→ TASK PROMPT
Extract the listing below verbatim, reproducing every line in its original order without any alteration.

— BEGIN —

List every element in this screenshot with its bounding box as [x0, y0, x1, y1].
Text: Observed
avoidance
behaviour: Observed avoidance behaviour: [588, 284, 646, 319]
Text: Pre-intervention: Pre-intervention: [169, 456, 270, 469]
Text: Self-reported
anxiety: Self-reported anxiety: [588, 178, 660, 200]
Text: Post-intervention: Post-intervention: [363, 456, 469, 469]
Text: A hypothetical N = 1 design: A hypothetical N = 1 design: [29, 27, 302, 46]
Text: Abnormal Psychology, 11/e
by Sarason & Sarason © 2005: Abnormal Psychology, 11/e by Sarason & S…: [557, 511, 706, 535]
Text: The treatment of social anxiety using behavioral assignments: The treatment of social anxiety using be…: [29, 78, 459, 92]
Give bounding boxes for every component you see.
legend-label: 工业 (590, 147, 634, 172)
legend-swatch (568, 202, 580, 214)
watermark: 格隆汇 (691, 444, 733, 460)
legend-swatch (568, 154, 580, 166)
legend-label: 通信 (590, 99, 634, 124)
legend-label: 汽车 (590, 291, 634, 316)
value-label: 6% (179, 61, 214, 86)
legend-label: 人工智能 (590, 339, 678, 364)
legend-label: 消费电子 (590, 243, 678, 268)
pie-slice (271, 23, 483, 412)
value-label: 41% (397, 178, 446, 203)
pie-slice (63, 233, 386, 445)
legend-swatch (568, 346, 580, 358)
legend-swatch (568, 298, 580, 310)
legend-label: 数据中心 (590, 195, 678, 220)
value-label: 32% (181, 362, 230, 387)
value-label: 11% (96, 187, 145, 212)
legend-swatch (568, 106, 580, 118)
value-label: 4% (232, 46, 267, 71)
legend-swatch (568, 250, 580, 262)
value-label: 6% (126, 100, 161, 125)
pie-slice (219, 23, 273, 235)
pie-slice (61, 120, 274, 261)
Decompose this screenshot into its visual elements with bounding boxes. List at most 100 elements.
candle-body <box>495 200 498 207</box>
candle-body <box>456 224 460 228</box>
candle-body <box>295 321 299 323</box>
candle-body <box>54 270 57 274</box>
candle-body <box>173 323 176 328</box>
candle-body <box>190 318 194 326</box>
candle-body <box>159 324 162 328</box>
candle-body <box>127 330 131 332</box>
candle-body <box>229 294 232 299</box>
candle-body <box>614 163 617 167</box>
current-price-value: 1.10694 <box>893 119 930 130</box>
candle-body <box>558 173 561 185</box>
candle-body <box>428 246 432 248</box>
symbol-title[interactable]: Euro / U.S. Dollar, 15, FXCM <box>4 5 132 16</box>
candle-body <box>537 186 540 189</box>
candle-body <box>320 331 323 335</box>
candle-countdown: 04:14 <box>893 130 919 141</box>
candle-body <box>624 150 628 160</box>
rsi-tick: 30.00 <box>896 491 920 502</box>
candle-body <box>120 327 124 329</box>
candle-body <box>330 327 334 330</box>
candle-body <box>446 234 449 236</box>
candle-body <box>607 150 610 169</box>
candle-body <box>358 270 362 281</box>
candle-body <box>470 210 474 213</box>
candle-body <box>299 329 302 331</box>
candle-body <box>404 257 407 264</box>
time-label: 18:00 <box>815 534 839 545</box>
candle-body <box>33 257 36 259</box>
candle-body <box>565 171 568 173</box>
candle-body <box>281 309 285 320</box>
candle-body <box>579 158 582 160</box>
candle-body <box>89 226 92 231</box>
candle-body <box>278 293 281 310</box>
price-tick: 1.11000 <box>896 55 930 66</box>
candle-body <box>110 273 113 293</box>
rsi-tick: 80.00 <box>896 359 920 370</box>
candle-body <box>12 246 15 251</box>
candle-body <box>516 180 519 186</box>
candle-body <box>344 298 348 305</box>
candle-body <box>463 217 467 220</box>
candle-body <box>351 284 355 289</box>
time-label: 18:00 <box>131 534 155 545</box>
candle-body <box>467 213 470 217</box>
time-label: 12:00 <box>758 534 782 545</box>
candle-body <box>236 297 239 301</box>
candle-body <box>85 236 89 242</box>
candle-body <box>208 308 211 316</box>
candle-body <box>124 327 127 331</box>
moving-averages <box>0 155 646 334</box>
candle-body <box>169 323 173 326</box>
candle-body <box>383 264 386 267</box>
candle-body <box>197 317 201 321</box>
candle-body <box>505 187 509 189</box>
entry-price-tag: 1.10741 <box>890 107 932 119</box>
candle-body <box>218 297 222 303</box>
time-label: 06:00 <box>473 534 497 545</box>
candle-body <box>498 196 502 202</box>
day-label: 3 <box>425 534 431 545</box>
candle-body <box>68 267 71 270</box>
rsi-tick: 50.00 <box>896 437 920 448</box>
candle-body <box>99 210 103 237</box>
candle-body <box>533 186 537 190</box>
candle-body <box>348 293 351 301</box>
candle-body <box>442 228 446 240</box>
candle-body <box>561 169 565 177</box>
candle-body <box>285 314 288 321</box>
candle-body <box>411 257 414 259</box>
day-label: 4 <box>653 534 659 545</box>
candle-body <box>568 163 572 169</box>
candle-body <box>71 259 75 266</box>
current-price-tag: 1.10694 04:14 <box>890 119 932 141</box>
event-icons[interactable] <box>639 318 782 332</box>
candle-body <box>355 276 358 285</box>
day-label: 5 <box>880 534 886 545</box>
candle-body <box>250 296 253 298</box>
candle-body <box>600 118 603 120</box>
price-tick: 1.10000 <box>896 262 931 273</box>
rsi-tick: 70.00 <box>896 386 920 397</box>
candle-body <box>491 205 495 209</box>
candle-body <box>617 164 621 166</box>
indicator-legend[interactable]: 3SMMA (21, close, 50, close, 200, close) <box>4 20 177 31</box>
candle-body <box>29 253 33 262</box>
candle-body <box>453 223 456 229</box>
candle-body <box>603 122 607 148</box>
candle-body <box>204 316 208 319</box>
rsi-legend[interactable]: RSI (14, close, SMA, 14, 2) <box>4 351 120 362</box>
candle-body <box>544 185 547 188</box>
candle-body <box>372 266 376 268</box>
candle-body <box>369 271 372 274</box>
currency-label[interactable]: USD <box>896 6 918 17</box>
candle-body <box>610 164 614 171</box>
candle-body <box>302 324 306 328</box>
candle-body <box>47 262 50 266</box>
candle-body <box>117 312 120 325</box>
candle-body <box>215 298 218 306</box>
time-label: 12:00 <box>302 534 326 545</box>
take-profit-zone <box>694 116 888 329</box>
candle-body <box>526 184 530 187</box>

— END —

→ WRITTEN REPLY
List every element in this screenshot with its bounding box as [x0, y0, x1, y1].
Text: Observed
avoidance
behaviour: Observed avoidance behaviour: [588, 284, 646, 319]
Text: Pre-intervention: Pre-intervention: [169, 456, 270, 469]
Text: Self-reported
anxiety: Self-reported anxiety: [588, 178, 660, 200]
Text: Post-intervention: Post-intervention: [363, 456, 469, 469]
Text: A hypothetical N = 1 design: A hypothetical N = 1 design: [29, 27, 302, 46]
Text: Abnormal Psychology, 11/e
by Sarason & Sarason © 2005: Abnormal Psychology, 11/e by Sarason & S…: [557, 511, 706, 535]
Text: The treatment of social anxiety using behavioral assignments: The treatment of social anxiety using be…: [29, 78, 459, 92]
Give bounding boxes for every component you see.
legend-label: 工业 (590, 147, 634, 172)
legend-swatch (568, 202, 580, 214)
watermark: 格隆汇 (691, 444, 733, 460)
legend-swatch (568, 154, 580, 166)
legend-label: 通信 (590, 99, 634, 124)
legend-label: 汽车 (590, 291, 634, 316)
value-label: 6% (179, 61, 214, 86)
legend-label: 人工智能 (590, 339, 678, 364)
legend-label: 消费电子 (590, 243, 678, 268)
pie-slice (271, 23, 483, 412)
value-label: 41% (397, 178, 446, 203)
pie-slice (63, 233, 386, 445)
legend-swatch (568, 346, 580, 358)
legend-swatch (568, 298, 580, 310)
legend-label: 数据中心 (590, 195, 678, 220)
value-label: 32% (181, 362, 230, 387)
value-label: 11% (96, 187, 145, 212)
legend-swatch (568, 106, 580, 118)
value-label: 4% (232, 46, 267, 71)
legend-swatch (568, 250, 580, 262)
value-label: 6% (126, 100, 161, 125)
pie-slice (219, 23, 273, 235)
pie-slice (61, 120, 274, 261)
Decompose this screenshot into its visual elements with bounding boxes. List at most 100 elements.
candle-body <box>495 200 498 207</box>
candle-body <box>456 224 460 228</box>
candle-body <box>295 321 299 323</box>
candle-body <box>54 270 57 274</box>
candle-body <box>173 323 176 328</box>
candle-body <box>190 318 194 326</box>
candle-body <box>159 324 162 328</box>
candle-body <box>127 330 131 332</box>
candle-body <box>229 294 232 299</box>
candle-body <box>614 163 617 167</box>
current-price-value: 1.10694 <box>893 119 930 130</box>
candle-body <box>558 173 561 185</box>
candle-body <box>428 246 432 248</box>
symbol-title[interactable]: Euro / U.S. Dollar, 15, FXCM <box>4 5 132 16</box>
candle-body <box>537 186 540 189</box>
candle-body <box>320 331 323 335</box>
candle-countdown: 04:14 <box>893 130 919 141</box>
candle-body <box>624 150 628 160</box>
rsi-tick: 30.00 <box>896 491 920 502</box>
candle-body <box>120 327 124 329</box>
candle-body <box>330 327 334 330</box>
candle-body <box>446 234 449 236</box>
candle-body <box>607 150 610 169</box>
candle-body <box>358 270 362 281</box>
candle-body <box>470 210 474 213</box>
candle-body <box>299 329 302 331</box>
candle-body <box>404 257 407 264</box>
time-label: 18:00 <box>815 534 839 545</box>
candle-body <box>33 257 36 259</box>
candle-body <box>565 171 568 173</box>
candle-body <box>281 309 285 320</box>
candle-body <box>579 158 582 160</box>
candle-body <box>89 226 92 231</box>
candle-body <box>278 293 281 310</box>
price-tick: 1.11000 <box>896 55 930 66</box>
candle-body <box>110 273 113 293</box>
rsi-tick: 80.00 <box>896 359 920 370</box>
candle-body <box>12 246 15 251</box>
candle-body <box>516 180 519 186</box>
candle-body <box>344 298 348 305</box>
candle-body <box>463 217 467 220</box>
candle-body <box>351 284 355 289</box>
time-label: 18:00 <box>131 534 155 545</box>
candle-body <box>467 213 470 217</box>
time-label: 12:00 <box>758 534 782 545</box>
candle-body <box>236 297 239 301</box>
candle-body <box>85 236 89 242</box>
candle-body <box>208 308 211 316</box>
candle-body <box>124 327 127 331</box>
moving-averages <box>0 155 646 334</box>
candle-body <box>169 323 173 326</box>
candle-body <box>383 264 386 267</box>
candle-body <box>197 317 201 321</box>
candle-body <box>505 187 509 189</box>
entry-price-tag: 1.10741 <box>890 107 932 119</box>
candle-body <box>218 297 222 303</box>
time-label: 06:00 <box>473 534 497 545</box>
candle-body <box>498 196 502 202</box>
day-label: 3 <box>425 534 431 545</box>
candle-body <box>68 267 71 270</box>
rsi-tick: 50.00 <box>896 437 920 448</box>
candle-body <box>99 210 103 237</box>
candle-body <box>533 186 537 190</box>
candle-body <box>348 293 351 301</box>
candle-body <box>442 228 446 240</box>
candle-body <box>561 169 565 177</box>
candle-body <box>285 314 288 321</box>
candle-body <box>411 257 414 259</box>
day-label: 4 <box>653 534 659 545</box>
candle-body <box>568 163 572 169</box>
candle-body <box>71 259 75 266</box>
current-price-tag: 1.10694 04:14 <box>890 119 932 141</box>
event-icons[interactable] <box>639 318 782 332</box>
candle-body <box>355 276 358 285</box>
day-label: 5 <box>880 534 886 545</box>
candle-body <box>250 296 253 298</box>
candle-body <box>600 118 603 120</box>
price-tick: 1.10000 <box>896 262 931 273</box>
rsi-tick: 70.00 <box>896 386 920 397</box>
candle-body <box>491 205 495 209</box>
candle-body <box>617 164 621 166</box>
indicator-legend[interactable]: 3SMMA (21, close, 50, close, 200, close) <box>4 20 177 31</box>
candle-body <box>29 253 33 262</box>
candle-body <box>453 223 456 229</box>
candle-body <box>603 122 607 148</box>
candle-body <box>204 316 208 319</box>
rsi-legend[interactable]: RSI (14, close, SMA, 14, 2) <box>4 351 120 362</box>
candle-body <box>544 185 547 188</box>
candle-body <box>372 266 376 268</box>
candle-body <box>369 271 372 274</box>
currency-label[interactable]: USD <box>896 6 918 17</box>
candle-body <box>610 164 614 171</box>
candle-body <box>302 324 306 328</box>
candle-body <box>47 262 50 266</box>
candle-body <box>117 312 120 325</box>
candle-body <box>215 298 218 306</box>
time-label: 12:00 <box>302 534 326 545</box>
take-profit-zone <box>694 116 888 329</box>
candle-body <box>526 184 530 187</box>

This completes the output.